### [Task statement]
Of the lines in these entries, how many contain the string "screenshot"? Give the number and nothing else.

### [Data extracted from a collection]
/---

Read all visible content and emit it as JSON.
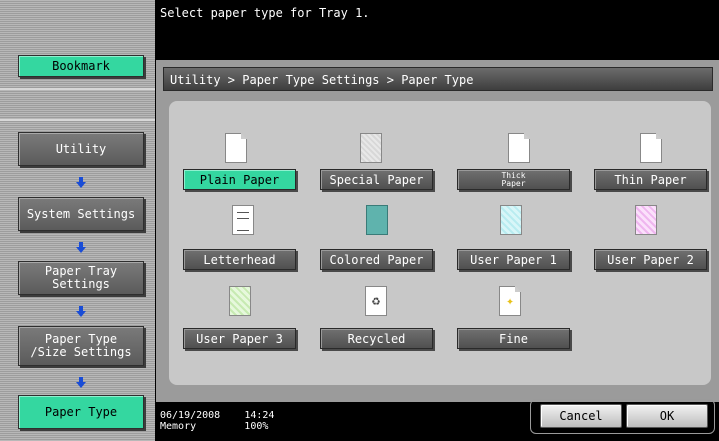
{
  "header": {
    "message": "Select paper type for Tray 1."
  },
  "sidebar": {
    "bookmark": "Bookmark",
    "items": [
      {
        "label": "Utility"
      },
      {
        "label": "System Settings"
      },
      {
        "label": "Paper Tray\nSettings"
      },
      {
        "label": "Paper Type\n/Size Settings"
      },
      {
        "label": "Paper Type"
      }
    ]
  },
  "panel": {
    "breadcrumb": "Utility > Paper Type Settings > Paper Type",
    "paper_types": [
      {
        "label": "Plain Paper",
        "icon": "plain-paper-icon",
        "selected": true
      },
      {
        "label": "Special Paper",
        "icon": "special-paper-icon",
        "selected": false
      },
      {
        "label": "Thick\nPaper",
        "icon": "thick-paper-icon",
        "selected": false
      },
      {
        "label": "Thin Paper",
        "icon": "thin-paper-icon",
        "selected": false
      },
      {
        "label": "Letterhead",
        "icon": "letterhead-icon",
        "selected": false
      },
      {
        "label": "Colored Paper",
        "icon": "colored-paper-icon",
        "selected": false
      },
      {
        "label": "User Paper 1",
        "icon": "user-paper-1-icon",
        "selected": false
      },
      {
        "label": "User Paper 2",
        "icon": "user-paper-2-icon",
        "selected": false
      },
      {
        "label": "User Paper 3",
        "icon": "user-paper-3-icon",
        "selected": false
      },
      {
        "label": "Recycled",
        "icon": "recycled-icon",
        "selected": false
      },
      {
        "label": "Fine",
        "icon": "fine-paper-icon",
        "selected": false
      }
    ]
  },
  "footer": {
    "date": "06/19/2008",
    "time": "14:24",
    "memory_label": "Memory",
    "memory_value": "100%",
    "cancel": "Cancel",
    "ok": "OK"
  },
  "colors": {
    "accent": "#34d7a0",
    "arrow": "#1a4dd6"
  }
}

\---
/---

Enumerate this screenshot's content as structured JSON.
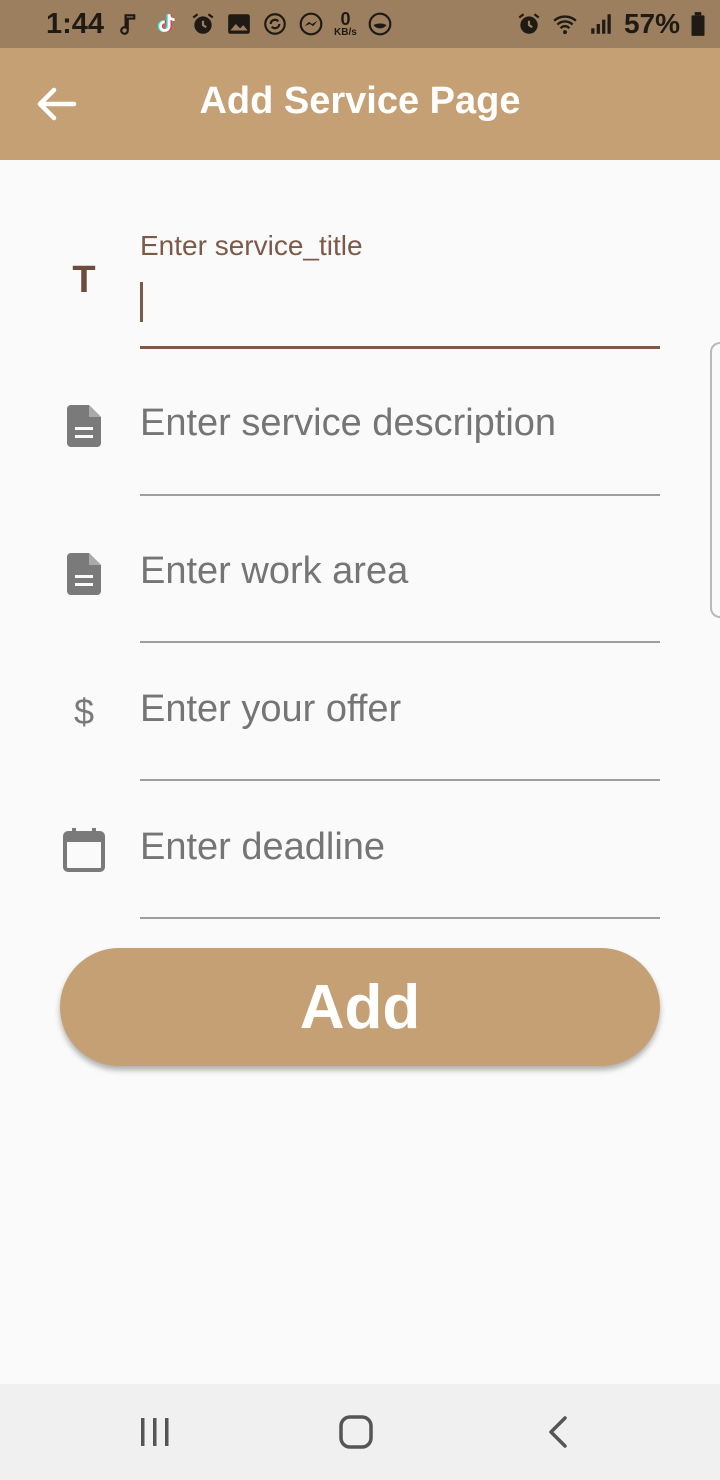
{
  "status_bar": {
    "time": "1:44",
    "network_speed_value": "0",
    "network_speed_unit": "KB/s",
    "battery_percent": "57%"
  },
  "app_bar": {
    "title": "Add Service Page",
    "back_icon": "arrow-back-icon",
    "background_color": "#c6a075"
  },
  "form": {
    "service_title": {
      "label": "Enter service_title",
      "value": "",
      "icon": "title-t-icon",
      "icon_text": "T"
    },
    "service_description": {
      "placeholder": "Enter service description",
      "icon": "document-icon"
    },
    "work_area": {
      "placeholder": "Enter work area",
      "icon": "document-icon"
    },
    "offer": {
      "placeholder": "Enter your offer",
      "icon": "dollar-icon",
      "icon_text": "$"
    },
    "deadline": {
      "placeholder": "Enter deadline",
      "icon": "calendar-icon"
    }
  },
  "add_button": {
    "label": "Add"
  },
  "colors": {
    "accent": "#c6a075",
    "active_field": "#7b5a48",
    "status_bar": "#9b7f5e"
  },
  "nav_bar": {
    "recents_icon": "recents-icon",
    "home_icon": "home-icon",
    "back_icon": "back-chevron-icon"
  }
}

\---
/---

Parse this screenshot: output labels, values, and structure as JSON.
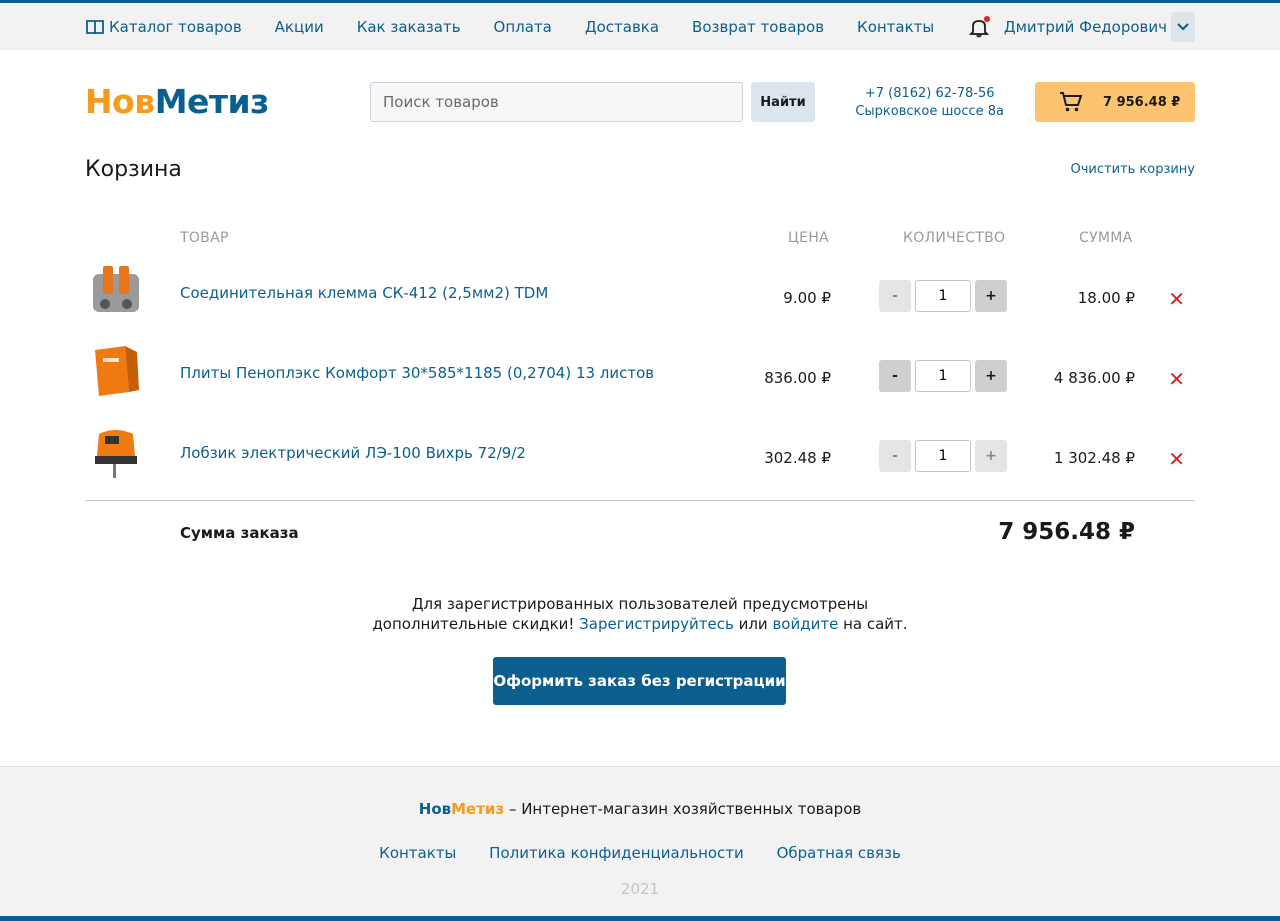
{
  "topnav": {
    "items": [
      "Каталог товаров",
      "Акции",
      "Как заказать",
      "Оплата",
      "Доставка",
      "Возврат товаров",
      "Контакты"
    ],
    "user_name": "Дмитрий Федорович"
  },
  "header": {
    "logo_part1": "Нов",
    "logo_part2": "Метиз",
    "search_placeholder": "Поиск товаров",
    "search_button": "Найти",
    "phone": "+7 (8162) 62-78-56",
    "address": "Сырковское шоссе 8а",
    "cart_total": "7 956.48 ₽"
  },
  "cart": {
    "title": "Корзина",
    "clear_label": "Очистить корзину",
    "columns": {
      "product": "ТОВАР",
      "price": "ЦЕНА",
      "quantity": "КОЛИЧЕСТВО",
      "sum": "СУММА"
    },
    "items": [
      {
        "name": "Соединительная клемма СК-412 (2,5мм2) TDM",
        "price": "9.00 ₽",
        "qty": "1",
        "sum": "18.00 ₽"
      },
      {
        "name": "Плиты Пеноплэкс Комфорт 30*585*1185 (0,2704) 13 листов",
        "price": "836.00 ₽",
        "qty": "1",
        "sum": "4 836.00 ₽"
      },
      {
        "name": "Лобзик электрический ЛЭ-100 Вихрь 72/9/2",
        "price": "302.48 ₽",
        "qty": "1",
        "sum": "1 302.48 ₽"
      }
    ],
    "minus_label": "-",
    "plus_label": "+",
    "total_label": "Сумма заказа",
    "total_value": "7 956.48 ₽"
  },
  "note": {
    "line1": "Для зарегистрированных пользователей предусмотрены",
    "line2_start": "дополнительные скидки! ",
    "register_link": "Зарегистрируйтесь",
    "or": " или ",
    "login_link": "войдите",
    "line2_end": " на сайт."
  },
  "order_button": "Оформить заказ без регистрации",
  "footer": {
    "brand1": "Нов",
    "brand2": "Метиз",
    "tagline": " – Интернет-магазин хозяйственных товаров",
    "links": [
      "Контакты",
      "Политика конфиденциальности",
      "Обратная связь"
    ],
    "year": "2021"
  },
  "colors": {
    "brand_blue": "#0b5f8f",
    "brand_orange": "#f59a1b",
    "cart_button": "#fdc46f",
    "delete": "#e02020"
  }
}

\---

### [Finished task]
2